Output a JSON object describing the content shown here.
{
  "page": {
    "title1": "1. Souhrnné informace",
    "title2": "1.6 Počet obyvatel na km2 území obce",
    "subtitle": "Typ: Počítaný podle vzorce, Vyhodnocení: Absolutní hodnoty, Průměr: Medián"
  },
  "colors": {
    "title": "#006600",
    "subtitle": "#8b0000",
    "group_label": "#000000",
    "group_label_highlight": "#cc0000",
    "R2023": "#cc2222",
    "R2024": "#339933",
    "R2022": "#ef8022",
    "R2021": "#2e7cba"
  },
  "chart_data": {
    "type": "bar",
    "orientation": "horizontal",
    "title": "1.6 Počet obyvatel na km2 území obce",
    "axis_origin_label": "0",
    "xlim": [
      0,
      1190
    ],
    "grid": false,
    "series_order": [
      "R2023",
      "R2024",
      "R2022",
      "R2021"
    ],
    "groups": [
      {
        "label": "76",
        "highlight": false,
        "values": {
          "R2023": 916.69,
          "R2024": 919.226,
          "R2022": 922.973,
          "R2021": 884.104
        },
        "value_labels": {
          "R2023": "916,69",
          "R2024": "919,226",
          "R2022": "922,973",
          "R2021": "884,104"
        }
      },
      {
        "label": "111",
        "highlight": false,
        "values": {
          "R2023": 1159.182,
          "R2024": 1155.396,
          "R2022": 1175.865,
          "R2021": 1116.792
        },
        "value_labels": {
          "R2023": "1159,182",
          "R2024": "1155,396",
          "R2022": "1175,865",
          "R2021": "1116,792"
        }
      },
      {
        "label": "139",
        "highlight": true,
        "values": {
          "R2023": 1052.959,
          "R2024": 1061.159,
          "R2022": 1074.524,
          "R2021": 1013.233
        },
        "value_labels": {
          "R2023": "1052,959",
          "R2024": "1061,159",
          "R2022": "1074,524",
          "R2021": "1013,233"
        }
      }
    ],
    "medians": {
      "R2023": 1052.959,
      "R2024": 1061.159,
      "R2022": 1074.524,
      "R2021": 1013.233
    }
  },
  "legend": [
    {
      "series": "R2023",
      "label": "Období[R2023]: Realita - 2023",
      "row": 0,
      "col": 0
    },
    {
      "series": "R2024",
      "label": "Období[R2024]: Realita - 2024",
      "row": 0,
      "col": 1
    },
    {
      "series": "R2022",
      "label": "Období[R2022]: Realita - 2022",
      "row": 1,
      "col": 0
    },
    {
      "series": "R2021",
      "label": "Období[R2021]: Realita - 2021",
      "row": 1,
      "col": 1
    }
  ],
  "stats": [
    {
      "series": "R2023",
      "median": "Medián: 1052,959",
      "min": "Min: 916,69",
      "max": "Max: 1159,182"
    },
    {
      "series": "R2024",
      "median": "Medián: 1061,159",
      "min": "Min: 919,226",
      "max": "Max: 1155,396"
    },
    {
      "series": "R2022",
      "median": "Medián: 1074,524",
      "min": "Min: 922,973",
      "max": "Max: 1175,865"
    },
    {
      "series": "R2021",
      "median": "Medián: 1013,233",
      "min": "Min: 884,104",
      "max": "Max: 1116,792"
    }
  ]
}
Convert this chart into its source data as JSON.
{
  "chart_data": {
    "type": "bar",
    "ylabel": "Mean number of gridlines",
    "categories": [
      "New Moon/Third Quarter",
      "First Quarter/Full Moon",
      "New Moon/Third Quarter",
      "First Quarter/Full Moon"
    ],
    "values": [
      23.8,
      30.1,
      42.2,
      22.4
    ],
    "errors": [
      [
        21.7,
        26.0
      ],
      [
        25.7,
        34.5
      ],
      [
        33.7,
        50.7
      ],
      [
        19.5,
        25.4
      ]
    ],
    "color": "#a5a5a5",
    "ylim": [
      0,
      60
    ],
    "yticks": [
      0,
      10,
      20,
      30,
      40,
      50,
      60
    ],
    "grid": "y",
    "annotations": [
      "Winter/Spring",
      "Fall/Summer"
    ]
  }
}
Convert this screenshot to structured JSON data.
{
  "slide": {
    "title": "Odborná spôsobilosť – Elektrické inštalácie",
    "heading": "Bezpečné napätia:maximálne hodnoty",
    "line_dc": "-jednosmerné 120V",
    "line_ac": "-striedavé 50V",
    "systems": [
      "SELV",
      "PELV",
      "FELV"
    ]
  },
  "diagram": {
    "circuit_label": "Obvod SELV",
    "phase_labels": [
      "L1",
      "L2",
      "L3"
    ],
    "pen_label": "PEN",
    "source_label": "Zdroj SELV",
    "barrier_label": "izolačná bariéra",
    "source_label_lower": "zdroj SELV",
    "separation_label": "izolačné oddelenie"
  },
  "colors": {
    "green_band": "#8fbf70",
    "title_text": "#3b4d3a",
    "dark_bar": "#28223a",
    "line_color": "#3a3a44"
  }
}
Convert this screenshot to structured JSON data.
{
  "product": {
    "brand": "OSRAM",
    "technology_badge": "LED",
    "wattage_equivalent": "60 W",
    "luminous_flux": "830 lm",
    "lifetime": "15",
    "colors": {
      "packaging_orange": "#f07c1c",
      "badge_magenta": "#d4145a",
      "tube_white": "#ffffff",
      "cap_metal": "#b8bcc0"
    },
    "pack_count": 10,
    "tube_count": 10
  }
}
┄┄┄┄┄┄┄┄┄┄
Exact output of every entry is required.

Output a JSON object describing the content shown here.
{
  "page": {
    "title1": "1. Souhrnné informace",
    "title2": "1.6 Počet obyvatel na km2 území obce",
    "subtitle": "Typ: Počítaný podle vzorce, Vyhodnocení: Absolutní hodnoty, Průměr: Medián"
  },
  "colors": {
    "title": "#006600",
    "subtitle": "#8b0000",
    "group_label": "#000000",
    "group_label_highlight": "#cc0000",
    "R2023": "#cc2222",
    "R2024": "#339933",
    "R2022": "#ef8022",
    "R2021": "#2e7cba"
  },
  "chart_data": {
    "type": "bar",
    "orientation": "horizontal",
    "title": "1.6 Počet obyvatel na km2 území obce",
    "axis_origin_label": "0",
    "xlim": [
      0,
      1190
    ],
    "grid": false,
    "series_order": [
      "R2023",
      "R2024",
      "R2022",
      "R2021"
    ],
    "groups": [
      {
        "label": "76",
        "highlight": false,
        "values": {
          "R2023": 916.69,
          "R2024": 919.226,
          "R2022": 922.973,
          "R2021": 884.104
        },
        "value_labels": {
          "R2023": "916,69",
          "R2024": "919,226",
          "R2022": "922,973",
          "R2021": "884,104"
        }
      },
      {
        "label": "111",
        "highlight": false,
        "values": {
          "R2023": 1159.182,
          "R2024": 1155.396,
          "R2022": 1175.865,
          "R2021": 1116.792
        },
        "value_labels": {
          "R2023": "1159,182",
          "R2024": "1155,396",
          "R2022": "1175,865",
          "R2021": "1116,792"
        }
      },
      {
        "label": "139",
        "highlight": true,
        "values": {
          "R2023": 1052.959,
          "R2024": 1061.159,
          "R2022": 1074.524,
          "R2021": 1013.233
        },
        "value_labels": {
          "R2023": "1052,959",
          "R2024": "1061,159",
          "R2022": "1074,524",
          "R2021": "1013,233"
        }
      }
    ],
    "medians": {
      "R2023": 1052.959,
      "R2024": 1061.159,
      "R2022": 1074.524,
      "R2021": 1013.233
    }
  },
  "legend": [
    {
      "series": "R2023",
      "label": "Období[R2023]: Realita - 2023",
      "row": 0,
      "col": 0
    },
    {
      "series": "R2024",
      "label": "Období[R2024]: Realita - 2024",
      "row": 0,
      "col": 1
    },
    {
      "series": "R2022",
      "label": "Období[R2022]: Realita - 2022",
      "row": 1,
      "col": 0
    },
    {
      "series": "R2021",
      "label": "Období[R2021]: Realita - 2021",
      "row": 1,
      "col": 1
    }
  ],
  "stats": [
    {
      "series": "R2023",
      "median": "Medián: 1052,959",
      "min": "Min: 916,69",
      "max": "Max: 1159,182"
    },
    {
      "series": "R2024",
      "median": "Medián: 1061,159",
      "min": "Min: 919,226",
      "max": "Max: 1155,396"
    },
    {
      "series": "R2022",
      "median": "Medián: 1074,524",
      "min": "Min: 922,973",
      "max": "Max: 1175,865"
    },
    {
      "series": "R2021",
      "median": "Medián: 1013,233",
      "min": "Min: 884,104",
      "max": "Max: 1116,792"
    }
  ]
}
Convert this chart into its source data as JSON.
{
  "chart_data": {
    "type": "bar",
    "ylabel": "Mean number of gridlines",
    "categories": [
      "New Moon/Third Quarter",
      "First Quarter/Full Moon",
      "New Moon/Third Quarter",
      "First Quarter/Full Moon"
    ],
    "values": [
      23.8,
      30.1,
      42.2,
      22.4
    ],
    "errors": [
      [
        21.7,
        26.0
      ],
      [
        25.7,
        34.5
      ],
      [
        33.7,
        50.7
      ],
      [
        19.5,
        25.4
      ]
    ],
    "color": "#a5a5a5",
    "ylim": [
      0,
      60
    ],
    "yticks": [
      0,
      10,
      20,
      30,
      40,
      50,
      60
    ],
    "grid": "y",
    "annotations": [
      "Winter/Spring",
      "Fall/Summer"
    ]
  }
}
Convert this screenshot to structured JSON data.
{
  "slide": {
    "title": "Odborná spôsobilosť – Elektrické inštalácie",
    "heading": "Bezpečné napätia:maximálne hodnoty",
    "line_dc": "-jednosmerné 120V",
    "line_ac": "-striedavé 50V",
    "systems": [
      "SELV",
      "PELV",
      "FELV"
    ]
  },
  "diagram": {
    "circuit_label": "Obvod SELV",
    "phase_labels": [
      "L1",
      "L2",
      "L3"
    ],
    "pen_label": "PEN",
    "source_label": "Zdroj SELV",
    "barrier_label": "izolačná bariéra",
    "source_label_lower": "zdroj SELV",
    "separation_label": "izolačné oddelenie"
  },
  "colors": {
    "green_band": "#8fbf70",
    "title_text": "#3b4d3a",
    "dark_bar": "#28223a",
    "line_color": "#3a3a44"
  }
}
Convert this screenshot to structured JSON data.
{
  "product": {
    "brand": "OSRAM",
    "technology_badge": "LED",
    "wattage_equivalent": "60 W",
    "luminous_flux": "830 lm",
    "lifetime": "15",
    "colors": {
      "packaging_orange": "#f07c1c",
      "badge_magenta": "#d4145a",
      "tube_white": "#ffffff",
      "cap_metal": "#b8bcc0"
    },
    "pack_count": 10,
    "tube_count": 10
  }
}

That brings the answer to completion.